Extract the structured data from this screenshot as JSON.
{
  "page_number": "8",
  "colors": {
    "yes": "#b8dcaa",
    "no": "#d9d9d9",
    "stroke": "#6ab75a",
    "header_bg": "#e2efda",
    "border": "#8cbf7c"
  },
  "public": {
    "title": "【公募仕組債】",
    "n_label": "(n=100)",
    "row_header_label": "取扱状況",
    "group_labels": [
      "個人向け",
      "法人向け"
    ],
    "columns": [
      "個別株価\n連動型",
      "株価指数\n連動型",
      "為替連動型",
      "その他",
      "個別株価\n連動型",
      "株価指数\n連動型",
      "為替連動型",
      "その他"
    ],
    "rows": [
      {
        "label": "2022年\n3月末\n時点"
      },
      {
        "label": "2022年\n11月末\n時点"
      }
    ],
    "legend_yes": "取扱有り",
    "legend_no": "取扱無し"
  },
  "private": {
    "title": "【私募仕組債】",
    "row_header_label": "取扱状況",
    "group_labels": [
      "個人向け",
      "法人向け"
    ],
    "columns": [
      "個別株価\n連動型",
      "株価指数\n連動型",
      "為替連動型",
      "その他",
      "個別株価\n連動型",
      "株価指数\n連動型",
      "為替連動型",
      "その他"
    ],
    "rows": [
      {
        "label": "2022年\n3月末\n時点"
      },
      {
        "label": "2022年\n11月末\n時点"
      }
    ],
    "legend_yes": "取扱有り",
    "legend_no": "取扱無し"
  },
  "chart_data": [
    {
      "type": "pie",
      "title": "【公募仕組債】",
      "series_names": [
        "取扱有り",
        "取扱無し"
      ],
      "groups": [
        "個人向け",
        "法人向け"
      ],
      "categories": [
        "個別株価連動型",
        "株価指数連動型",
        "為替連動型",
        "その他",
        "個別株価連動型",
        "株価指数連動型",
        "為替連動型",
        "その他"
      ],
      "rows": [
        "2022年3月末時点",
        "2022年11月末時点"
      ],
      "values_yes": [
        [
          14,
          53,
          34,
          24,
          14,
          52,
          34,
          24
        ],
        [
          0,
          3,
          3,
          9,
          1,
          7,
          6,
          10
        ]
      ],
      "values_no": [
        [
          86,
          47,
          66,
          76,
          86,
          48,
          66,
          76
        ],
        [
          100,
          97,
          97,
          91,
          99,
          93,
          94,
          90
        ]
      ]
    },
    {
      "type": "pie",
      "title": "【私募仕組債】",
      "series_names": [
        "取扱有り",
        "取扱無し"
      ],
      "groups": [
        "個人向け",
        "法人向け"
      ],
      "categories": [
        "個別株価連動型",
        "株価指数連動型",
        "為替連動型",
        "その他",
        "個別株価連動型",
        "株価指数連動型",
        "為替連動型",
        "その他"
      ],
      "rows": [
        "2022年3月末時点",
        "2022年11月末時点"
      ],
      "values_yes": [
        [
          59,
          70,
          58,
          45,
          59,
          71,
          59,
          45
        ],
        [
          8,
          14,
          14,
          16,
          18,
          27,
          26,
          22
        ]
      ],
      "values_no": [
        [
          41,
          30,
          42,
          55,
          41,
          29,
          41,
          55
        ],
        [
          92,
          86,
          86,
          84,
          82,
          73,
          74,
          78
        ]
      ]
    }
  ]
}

EXERCISE:
The records above need to be transcribed in full. Keep every character unchanged.

CORRECT RESULT:
Extract the structured data from this screenshot as JSON.
{
  "page_number": "8",
  "colors": {
    "yes": "#b8dcaa",
    "no": "#d9d9d9",
    "stroke": "#6ab75a",
    "header_bg": "#e2efda",
    "border": "#8cbf7c"
  },
  "public": {
    "title": "【公募仕組債】",
    "n_label": "(n=100)",
    "row_header_label": "取扱状況",
    "group_labels": [
      "個人向け",
      "法人向け"
    ],
    "columns": [
      "個別株価\n連動型",
      "株価指数\n連動型",
      "為替連動型",
      "その他",
      "個別株価\n連動型",
      "株価指数\n連動型",
      "為替連動型",
      "その他"
    ],
    "rows": [
      {
        "label": "2022年\n3月末\n時点"
      },
      {
        "label": "2022年\n11月末\n時点"
      }
    ],
    "legend_yes": "取扱有り",
    "legend_no": "取扱無し"
  },
  "private": {
    "title": "【私募仕組債】",
    "row_header_label": "取扱状況",
    "group_labels": [
      "個人向け",
      "法人向け"
    ],
    "columns": [
      "個別株価\n連動型",
      "株価指数\n連動型",
      "為替連動型",
      "その他",
      "個別株価\n連動型",
      "株価指数\n連動型",
      "為替連動型",
      "その他"
    ],
    "rows": [
      {
        "label": "2022年\n3月末\n時点"
      },
      {
        "label": "2022年\n11月末\n時点"
      }
    ],
    "legend_yes": "取扱有り",
    "legend_no": "取扱無し"
  },
  "chart_data": [
    {
      "type": "pie",
      "title": "【公募仕組債】",
      "series_names": [
        "取扱有り",
        "取扱無し"
      ],
      "groups": [
        "個人向け",
        "法人向け"
      ],
      "categories": [
        "個別株価連動型",
        "株価指数連動型",
        "為替連動型",
        "その他",
        "個別株価連動型",
        "株価指数連動型",
        "為替連動型",
        "その他"
      ],
      "rows": [
        "2022年3月末時点",
        "2022年11月末時点"
      ],
      "values_yes": [
        [
          14,
          53,
          34,
          24,
          14,
          52,
          34,
          24
        ],
        [
          0,
          3,
          3,
          9,
          1,
          7,
          6,
          10
        ]
      ],
      "values_no": [
        [
          86,
          47,
          66,
          76,
          86,
          48,
          66,
          76
        ],
        [
          100,
          97,
          97,
          91,
          99,
          93,
          94,
          90
        ]
      ]
    },
    {
      "type": "pie",
      "title": "【私募仕組債】",
      "series_names": [
        "取扱有り",
        "取扱無し"
      ],
      "groups": [
        "個人向け",
        "法人向け"
      ],
      "categories": [
        "個別株価連動型",
        "株価指数連動型",
        "為替連動型",
        "その他",
        "個別株価連動型",
        "株価指数連動型",
        "為替連動型",
        "その他"
      ],
      "rows": [
        "2022年3月末時点",
        "2022年11月末時点"
      ],
      "values_yes": [
        [
          59,
          70,
          58,
          45,
          59,
          71,
          59,
          45
        ],
        [
          8,
          14,
          14,
          16,
          18,
          27,
          26,
          22
        ]
      ],
      "values_no": [
        [
          41,
          30,
          42,
          55,
          41,
          29,
          41,
          55
        ],
        [
          92,
          86,
          86,
          84,
          82,
          73,
          74,
          78
        ]
      ]
    }
  ]
}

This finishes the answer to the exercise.